* _Written request_
Set down each entry from the block beneath, exactly as written.

Dataset excerpt:
>>>>

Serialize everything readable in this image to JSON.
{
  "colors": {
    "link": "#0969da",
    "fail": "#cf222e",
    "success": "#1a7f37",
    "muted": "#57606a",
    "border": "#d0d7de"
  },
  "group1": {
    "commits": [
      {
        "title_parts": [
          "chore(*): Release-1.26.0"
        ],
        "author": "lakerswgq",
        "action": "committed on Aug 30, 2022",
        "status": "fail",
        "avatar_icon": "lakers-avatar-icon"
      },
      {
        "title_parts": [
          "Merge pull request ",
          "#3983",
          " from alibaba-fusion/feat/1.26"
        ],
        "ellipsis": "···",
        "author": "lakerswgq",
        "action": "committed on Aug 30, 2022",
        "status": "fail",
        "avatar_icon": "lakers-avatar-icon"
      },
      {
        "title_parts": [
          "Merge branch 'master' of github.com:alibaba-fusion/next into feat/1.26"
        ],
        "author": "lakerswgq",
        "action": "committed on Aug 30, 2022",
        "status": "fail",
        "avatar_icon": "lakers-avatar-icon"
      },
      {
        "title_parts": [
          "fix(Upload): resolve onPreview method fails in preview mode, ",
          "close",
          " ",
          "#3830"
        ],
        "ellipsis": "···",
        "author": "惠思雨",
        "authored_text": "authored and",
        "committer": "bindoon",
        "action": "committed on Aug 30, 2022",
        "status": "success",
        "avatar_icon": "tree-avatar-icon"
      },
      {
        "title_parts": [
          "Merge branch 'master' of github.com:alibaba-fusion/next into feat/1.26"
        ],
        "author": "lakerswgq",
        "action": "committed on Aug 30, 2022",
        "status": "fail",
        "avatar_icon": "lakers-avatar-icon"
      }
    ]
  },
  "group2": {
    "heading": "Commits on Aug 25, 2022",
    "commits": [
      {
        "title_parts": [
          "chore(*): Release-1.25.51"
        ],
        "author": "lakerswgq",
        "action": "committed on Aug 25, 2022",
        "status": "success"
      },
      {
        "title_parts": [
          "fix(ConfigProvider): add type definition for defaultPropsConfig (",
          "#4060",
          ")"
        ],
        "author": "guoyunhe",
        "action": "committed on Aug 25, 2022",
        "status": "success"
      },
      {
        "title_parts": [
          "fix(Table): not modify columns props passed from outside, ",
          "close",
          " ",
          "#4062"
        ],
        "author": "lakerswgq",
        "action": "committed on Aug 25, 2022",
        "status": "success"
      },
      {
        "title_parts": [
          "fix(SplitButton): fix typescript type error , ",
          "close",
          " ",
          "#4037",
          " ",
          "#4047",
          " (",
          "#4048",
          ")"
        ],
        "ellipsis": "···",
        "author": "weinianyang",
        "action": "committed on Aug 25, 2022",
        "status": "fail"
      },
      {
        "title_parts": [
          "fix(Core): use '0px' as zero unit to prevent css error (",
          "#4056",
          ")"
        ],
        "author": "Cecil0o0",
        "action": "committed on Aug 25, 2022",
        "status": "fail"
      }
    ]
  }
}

<<<<

* _Completed task_
Serialize everything readable in this image to JSON.
{
  "colors": {
    "link": "#0969da",
    "fail": "#cf222e",
    "success": "#1a7f37",
    "muted": "#57606a",
    "border": "#d0d7de"
  },
  "group1": {
    "commits": [
      {
        "title_parts": [
          "chore(*): Release-1.26.0"
        ],
        "author": "lakerswgq",
        "action": "committed on Aug 30, 2022",
        "status": "fail",
        "avatar_icon": "lakers-avatar-icon"
      },
      {
        "title_parts": [
          "Merge pull request ",
          "#3983",
          " from alibaba-fusion/feat/1.26"
        ],
        "ellipsis": "···",
        "author": "lakerswgq",
        "action": "committed on Aug 30, 2022",
        "status": "fail",
        "avatar_icon": "lakers-avatar-icon"
      },
      {
        "title_parts": [
          "Merge branch 'master' of github.com:alibaba-fusion/next into feat/1.26"
        ],
        "author": "lakerswgq",
        "action": "committed on Aug 30, 2022",
        "status": "fail",
        "avatar_icon": "lakers-avatar-icon"
      },
      {
        "title_parts": [
          "fix(Upload): resolve onPreview method fails in preview mode, ",
          "close",
          " ",
          "#3830"
        ],
        "ellipsis": "···",
        "author": "惠思雨",
        "authored_text": "authored and",
        "committer": "bindoon",
        "action": "committed on Aug 30, 2022",
        "status": "success",
        "avatar_icon": "tree-avatar-icon"
      },
      {
        "title_parts": [
          "Merge branch 'master' of github.com:alibaba-fusion/next into feat/1.26"
        ],
        "author": "lakerswgq",
        "action": "committed on Aug 30, 2022",
        "status": "fail",
        "avatar_icon": "lakers-avatar-icon"
      }
    ]
  },
  "group2": {
    "heading": "Commits on Aug 25, 2022",
    "commits": [
      {
        "title_parts": [
          "chore(*): Release-1.25.51"
        ],
        "author": "lakerswgq",
        "action": "committed on Aug 25, 2022",
        "status": "success"
      },
      {
        "title_parts": [
          "fix(ConfigProvider): add type definition for defaultPropsConfig (",
          "#4060",
          ")"
        ],
        "author": "guoyunhe",
        "action": "committed on Aug 25, 2022",
        "status": "success"
      },
      {
        "title_parts": [
          "fix(Table): not modify columns props passed from outside, ",
          "close",
          " ",
          "#4062"
        ],
        "author": "lakerswgq",
        "action": "committed on Aug 25, 2022",
        "status": "success"
      },
      {
        "title_parts": [
          "fix(SplitButton): fix typescript type error , ",
          "close",
          " ",
          "#4037",
          " ",
          "#4047",
          " (",
          "#4048",
          ")"
        ],
        "ellipsis": "···",
        "author": "weinianyang",
        "action": "committed on Aug 25, 2022",
        "status": "fail"
      },
      {
        "title_parts": [
          "fix(Core): use '0px' as zero unit to prevent css error (",
          "#4056",
          ")"
        ],
        "author": "Cecil0o0",
        "action": "committed on Aug 25, 2022",
        "status": "fail"
      }
    ]
  }
}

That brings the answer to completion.